Objective — Type out the records that follow, exactly as given.

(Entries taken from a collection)
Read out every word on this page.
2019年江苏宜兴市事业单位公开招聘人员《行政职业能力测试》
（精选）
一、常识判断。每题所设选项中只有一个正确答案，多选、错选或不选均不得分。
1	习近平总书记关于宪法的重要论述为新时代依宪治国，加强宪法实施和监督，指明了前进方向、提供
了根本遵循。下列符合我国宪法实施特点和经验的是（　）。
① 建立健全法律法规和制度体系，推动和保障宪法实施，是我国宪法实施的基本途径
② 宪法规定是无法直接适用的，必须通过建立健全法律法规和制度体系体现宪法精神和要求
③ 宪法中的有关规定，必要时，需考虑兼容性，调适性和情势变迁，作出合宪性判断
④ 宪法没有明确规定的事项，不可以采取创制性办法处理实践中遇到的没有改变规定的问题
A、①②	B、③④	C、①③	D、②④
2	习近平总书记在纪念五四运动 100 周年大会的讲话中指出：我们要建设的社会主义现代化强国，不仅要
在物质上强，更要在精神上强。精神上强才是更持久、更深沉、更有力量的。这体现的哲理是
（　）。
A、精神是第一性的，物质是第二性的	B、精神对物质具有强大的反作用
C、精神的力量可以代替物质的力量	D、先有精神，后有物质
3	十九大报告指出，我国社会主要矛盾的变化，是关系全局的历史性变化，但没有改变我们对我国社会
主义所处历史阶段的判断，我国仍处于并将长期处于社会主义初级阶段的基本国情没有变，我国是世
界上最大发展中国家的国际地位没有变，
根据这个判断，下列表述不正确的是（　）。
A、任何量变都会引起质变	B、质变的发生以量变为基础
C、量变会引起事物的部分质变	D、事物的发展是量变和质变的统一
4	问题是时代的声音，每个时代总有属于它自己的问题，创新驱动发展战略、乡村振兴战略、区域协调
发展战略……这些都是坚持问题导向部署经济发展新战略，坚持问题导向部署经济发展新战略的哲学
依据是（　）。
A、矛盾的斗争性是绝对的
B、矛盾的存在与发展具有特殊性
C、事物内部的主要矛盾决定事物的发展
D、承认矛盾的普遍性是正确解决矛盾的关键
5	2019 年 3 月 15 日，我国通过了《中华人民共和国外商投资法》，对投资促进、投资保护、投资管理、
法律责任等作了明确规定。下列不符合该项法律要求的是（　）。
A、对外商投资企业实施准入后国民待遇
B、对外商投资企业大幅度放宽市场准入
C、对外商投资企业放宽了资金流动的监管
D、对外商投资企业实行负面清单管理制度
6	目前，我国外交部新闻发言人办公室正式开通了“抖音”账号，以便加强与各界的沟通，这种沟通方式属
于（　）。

Worked solution —
Read out every word on this page.
2019年江苏宜兴市事业单位公开招聘人员《行政职业能力测试》
（精选）
一、常识判断。每题所设选项中只有一个正确答案，多选、错选或不选均不得分。
1	习近平总书记关于宪法的重要论述为新时代依宪治国，加强宪法实施和监督，指明了前进方向、提供
了根本遵循。下列符合我国宪法实施特点和经验的是（　）。
① 建立健全法律法规和制度体系，推动和保障宪法实施，是我国宪法实施的基本途径
② 宪法规定是无法直接适用的，必须通过建立健全法律法规和制度体系体现宪法精神和要求
③ 宪法中的有关规定，必要时，需考虑兼容性，调适性和情势变迁，作出合宪性判断
④ 宪法没有明确规定的事项，不可以采取创制性办法处理实践中遇到的没有改变规定的问题
A、①②	B、③④	C、①③	D、②④
2	习近平总书记在纪念五四运动 100 周年大会的讲话中指出：我们要建设的社会主义现代化强国，不仅要
在物质上强，更要在精神上强。精神上强才是更持久、更深沉、更有力量的。这体现的哲理是
（　）。
A、精神是第一性的，物质是第二性的	B、精神对物质具有强大的反作用
C、精神的力量可以代替物质的力量	D、先有精神，后有物质
3	十九大报告指出，我国社会主要矛盾的变化，是关系全局的历史性变化，但没有改变我们对我国社会
主义所处历史阶段的判断，我国仍处于并将长期处于社会主义初级阶段的基本国情没有变，我国是世
界上最大发展中国家的国际地位没有变，
根据这个判断，下列表述不正确的是（　）。
A、任何量变都会引起质变	B、质变的发生以量变为基础
C、量变会引起事物的部分质变	D、事物的发展是量变和质变的统一
4	问题是时代的声音，每个时代总有属于它自己的问题，创新驱动发展战略、乡村振兴战略、区域协调
发展战略……这些都是坚持问题导向部署经济发展新战略，坚持问题导向部署经济发展新战略的哲学
依据是（　）。
A、矛盾的斗争性是绝对的
B、矛盾的存在与发展具有特殊性
C、事物内部的主要矛盾决定事物的发展
D、承认矛盾的普遍性是正确解决矛盾的关键
5	2019 年 3 月 15 日，我国通过了《中华人民共和国外商投资法》，对投资促进、投资保护、投资管理、
法律责任等作了明确规定。下列不符合该项法律要求的是（　）。
A、对外商投资企业实施准入后国民待遇
B、对外商投资企业大幅度放宽市场准入
C、对外商投资企业放宽了资金流动的监管
D、对外商投资企业实行负面清单管理制度
6	目前，我国外交部新闻发言人办公室正式开通了“抖音”账号，以便加强与各界的沟通，这种沟通方式属
于（　）。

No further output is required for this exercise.